■ WHAT THE TASK REQUIRES:
Determine how many lines of the entries that follow contain "spread", and respond with that number alone.

■ INFORMATION SHOWN:
****************

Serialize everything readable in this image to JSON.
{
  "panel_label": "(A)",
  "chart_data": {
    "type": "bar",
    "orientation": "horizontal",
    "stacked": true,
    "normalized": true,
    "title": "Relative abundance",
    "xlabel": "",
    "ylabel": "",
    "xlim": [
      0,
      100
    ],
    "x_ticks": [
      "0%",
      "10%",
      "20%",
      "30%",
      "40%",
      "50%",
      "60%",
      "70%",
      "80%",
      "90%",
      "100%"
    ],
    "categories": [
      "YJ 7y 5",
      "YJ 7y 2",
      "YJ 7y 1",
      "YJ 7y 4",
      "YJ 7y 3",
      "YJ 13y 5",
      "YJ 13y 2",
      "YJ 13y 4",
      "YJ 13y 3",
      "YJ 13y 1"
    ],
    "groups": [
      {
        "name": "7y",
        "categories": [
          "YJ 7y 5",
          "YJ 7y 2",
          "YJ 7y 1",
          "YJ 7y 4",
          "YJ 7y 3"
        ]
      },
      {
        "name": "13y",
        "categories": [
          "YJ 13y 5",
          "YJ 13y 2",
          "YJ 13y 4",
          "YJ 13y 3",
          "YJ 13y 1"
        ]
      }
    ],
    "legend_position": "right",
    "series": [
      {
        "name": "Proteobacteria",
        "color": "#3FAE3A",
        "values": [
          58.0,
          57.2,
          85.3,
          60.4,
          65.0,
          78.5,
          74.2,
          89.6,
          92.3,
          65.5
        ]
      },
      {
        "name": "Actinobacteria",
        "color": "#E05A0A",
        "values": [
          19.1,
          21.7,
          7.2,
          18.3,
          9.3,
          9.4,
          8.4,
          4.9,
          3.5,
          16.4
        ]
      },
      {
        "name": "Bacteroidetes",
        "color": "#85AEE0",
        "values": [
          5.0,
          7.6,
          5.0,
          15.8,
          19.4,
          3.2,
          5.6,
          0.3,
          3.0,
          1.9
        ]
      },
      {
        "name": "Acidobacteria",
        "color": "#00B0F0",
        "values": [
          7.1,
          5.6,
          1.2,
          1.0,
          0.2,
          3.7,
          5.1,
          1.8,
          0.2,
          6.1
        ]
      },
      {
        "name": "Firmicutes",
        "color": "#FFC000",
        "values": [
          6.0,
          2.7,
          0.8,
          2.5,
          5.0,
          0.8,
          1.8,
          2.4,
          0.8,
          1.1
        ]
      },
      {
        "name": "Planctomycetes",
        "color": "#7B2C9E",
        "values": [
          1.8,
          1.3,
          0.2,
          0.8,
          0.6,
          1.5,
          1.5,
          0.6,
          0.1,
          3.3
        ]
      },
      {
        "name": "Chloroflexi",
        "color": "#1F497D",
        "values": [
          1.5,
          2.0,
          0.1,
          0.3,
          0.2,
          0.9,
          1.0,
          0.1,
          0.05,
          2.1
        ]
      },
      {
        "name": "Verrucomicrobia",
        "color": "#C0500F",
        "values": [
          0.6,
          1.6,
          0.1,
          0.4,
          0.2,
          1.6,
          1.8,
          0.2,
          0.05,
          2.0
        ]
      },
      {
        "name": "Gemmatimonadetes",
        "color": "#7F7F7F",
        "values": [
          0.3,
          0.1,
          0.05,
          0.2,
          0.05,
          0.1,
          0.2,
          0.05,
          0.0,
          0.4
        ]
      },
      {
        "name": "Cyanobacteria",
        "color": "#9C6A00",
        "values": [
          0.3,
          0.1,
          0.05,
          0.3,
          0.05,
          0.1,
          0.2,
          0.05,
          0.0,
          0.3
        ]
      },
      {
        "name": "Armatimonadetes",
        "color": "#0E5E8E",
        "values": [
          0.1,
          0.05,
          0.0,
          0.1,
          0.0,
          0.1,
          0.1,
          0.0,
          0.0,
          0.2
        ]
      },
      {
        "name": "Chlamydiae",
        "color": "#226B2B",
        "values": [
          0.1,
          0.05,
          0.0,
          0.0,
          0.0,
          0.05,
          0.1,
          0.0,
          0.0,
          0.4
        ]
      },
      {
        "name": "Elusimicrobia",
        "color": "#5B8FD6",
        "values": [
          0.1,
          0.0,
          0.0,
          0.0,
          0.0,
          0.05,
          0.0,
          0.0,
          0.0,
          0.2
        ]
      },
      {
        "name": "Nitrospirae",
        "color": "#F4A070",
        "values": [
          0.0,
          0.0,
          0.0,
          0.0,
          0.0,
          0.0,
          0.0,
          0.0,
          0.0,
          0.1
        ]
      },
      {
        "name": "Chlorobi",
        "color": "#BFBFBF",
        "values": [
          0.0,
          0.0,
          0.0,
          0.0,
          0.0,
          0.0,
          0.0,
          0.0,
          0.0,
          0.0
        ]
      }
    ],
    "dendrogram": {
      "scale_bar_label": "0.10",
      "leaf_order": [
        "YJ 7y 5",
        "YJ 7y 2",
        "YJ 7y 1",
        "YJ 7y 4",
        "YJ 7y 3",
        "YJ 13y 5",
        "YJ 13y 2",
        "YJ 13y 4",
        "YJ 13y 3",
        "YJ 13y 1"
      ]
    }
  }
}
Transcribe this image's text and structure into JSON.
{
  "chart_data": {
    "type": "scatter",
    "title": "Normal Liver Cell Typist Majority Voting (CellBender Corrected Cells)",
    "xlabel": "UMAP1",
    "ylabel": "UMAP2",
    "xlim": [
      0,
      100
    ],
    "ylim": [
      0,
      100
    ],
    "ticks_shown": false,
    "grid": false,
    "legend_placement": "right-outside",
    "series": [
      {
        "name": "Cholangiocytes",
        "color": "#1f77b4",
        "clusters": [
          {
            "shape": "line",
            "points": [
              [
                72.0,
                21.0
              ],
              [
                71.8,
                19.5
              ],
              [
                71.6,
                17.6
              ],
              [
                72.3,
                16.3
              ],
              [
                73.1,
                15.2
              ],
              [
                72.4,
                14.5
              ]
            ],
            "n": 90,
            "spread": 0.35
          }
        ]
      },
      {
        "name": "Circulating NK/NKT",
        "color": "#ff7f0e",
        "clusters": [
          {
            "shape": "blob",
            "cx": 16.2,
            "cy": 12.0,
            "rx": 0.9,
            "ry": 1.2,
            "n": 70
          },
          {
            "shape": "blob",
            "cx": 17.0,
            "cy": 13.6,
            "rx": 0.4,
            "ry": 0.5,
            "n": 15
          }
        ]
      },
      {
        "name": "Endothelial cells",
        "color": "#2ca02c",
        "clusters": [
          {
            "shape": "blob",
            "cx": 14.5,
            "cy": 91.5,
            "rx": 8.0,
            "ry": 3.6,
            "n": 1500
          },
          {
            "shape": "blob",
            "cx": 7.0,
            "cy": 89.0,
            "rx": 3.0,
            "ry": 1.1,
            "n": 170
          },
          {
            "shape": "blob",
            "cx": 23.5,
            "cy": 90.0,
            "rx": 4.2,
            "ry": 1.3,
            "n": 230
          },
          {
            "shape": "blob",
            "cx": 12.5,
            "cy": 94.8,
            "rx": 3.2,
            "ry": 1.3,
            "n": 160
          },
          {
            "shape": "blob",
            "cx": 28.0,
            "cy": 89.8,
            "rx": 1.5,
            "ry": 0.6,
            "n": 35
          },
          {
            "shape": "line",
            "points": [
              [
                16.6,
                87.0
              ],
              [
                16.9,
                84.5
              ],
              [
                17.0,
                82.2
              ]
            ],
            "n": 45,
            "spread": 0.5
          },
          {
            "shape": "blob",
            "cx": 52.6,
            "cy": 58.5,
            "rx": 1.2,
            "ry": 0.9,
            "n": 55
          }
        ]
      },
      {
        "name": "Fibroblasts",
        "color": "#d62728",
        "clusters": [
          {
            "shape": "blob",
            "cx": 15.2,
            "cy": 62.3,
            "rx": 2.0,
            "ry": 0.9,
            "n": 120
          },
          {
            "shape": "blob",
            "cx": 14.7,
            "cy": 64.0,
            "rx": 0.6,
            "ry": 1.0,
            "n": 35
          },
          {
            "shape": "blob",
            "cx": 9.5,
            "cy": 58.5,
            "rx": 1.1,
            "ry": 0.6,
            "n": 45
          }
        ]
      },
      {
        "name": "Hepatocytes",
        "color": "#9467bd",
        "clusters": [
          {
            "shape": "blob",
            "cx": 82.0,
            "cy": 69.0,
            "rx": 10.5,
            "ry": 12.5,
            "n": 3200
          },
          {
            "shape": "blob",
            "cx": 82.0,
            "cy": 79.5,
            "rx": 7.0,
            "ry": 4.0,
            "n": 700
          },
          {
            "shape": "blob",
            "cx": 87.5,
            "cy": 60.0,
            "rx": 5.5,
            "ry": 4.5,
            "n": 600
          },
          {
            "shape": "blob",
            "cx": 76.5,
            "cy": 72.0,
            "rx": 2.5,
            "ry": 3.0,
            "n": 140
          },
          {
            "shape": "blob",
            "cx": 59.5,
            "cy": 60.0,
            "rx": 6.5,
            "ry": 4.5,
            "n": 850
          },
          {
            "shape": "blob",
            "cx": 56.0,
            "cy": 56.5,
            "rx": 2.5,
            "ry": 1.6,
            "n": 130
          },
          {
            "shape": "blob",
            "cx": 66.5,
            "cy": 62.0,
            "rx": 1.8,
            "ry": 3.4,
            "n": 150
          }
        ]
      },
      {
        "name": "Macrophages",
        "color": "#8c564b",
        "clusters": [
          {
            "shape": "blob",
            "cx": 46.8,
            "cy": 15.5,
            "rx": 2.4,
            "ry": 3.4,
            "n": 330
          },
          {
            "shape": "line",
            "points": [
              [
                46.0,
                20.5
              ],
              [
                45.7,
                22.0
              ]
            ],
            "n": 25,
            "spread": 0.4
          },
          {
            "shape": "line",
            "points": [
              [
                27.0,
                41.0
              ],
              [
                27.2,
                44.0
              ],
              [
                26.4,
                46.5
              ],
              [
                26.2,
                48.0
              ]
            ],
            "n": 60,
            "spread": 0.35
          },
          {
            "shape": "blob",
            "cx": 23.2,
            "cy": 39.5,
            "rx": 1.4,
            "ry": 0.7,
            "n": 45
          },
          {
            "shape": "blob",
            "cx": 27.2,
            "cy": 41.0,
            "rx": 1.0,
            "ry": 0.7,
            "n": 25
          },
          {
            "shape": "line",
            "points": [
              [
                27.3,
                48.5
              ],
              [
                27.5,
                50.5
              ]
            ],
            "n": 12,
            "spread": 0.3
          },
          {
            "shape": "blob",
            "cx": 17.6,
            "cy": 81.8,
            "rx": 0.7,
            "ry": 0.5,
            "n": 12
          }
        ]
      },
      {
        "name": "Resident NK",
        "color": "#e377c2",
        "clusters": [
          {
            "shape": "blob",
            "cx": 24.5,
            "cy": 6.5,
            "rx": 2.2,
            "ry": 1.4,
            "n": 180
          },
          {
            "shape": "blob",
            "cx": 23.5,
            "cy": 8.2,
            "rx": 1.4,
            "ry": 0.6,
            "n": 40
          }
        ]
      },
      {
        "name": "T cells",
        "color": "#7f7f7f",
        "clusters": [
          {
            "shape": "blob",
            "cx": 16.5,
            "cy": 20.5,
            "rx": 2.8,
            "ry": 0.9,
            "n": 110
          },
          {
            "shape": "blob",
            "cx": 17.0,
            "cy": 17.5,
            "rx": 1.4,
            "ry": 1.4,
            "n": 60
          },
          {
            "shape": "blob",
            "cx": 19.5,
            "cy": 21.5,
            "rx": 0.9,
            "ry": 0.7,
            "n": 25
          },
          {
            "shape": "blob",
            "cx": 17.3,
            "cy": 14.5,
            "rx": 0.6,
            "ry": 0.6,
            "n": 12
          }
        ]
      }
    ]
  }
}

****************

■ RESULT:
5